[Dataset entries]
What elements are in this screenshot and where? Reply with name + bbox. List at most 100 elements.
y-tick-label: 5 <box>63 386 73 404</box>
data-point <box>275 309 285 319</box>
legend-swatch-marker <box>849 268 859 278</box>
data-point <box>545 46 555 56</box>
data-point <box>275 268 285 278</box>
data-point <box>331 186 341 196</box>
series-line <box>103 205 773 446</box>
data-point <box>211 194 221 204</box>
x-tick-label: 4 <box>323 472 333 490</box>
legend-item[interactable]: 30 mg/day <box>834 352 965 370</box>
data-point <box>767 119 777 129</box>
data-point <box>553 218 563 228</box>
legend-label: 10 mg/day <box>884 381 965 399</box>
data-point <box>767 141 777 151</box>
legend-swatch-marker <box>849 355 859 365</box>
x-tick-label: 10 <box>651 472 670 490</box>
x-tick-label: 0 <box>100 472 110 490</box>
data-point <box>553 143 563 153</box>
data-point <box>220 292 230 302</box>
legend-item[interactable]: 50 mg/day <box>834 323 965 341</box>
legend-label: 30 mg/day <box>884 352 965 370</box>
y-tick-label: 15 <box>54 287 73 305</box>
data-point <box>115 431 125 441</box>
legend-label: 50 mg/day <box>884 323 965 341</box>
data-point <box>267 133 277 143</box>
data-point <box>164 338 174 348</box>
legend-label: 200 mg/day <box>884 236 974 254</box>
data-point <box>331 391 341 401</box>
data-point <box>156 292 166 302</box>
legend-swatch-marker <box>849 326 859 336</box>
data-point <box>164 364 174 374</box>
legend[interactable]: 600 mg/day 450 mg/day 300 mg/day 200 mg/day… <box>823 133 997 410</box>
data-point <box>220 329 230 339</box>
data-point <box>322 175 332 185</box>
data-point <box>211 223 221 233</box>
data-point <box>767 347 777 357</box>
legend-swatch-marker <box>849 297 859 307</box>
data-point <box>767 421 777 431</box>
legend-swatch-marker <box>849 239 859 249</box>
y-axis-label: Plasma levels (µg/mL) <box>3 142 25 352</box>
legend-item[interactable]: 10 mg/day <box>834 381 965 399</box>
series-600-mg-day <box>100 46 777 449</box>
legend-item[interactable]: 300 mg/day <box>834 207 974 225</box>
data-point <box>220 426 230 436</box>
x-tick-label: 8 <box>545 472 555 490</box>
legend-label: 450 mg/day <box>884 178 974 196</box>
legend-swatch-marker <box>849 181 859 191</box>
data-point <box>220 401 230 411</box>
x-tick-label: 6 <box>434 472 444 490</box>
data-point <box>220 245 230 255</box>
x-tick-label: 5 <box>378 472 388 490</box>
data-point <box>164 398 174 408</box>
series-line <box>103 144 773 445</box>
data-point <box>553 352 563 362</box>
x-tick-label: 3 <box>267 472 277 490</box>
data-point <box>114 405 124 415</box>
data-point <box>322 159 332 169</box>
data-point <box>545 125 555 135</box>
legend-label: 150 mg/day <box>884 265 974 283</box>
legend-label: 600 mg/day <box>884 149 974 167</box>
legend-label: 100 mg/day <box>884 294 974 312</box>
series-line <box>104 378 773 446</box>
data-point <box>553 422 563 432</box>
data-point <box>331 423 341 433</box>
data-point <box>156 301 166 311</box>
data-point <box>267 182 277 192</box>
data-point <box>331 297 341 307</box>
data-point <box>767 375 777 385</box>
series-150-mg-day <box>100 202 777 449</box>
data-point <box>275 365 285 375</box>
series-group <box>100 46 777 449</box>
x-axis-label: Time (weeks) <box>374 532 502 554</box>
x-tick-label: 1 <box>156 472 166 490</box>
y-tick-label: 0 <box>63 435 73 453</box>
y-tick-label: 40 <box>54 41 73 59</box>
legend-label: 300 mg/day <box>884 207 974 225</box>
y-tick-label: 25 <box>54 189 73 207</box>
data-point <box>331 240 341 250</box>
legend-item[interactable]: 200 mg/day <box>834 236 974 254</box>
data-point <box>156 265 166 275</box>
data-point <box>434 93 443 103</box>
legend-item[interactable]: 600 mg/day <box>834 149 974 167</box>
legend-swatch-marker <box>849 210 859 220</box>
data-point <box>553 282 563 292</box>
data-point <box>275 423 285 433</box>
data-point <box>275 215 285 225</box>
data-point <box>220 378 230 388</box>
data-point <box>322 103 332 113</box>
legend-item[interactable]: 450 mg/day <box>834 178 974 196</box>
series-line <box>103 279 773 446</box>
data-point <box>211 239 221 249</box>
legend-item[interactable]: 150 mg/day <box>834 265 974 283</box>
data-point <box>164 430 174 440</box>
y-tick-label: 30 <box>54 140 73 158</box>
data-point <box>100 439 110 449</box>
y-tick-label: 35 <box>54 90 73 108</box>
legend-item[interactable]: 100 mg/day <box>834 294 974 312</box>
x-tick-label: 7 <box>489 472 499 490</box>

CHALLENGE - Collect each line of the items above that contains the string "series".

WRITTEN ANSWER -
series-line <box>103 205 773 446</box>
series-600-mg-day <box>100 46 777 449</box>
series-line <box>103 144 773 445</box>
series-line <box>104 378 773 446</box>
series-150-mg-day <box>100 202 777 449</box>
series-group <box>100 46 777 449</box>
series-line <box>103 279 773 446</box>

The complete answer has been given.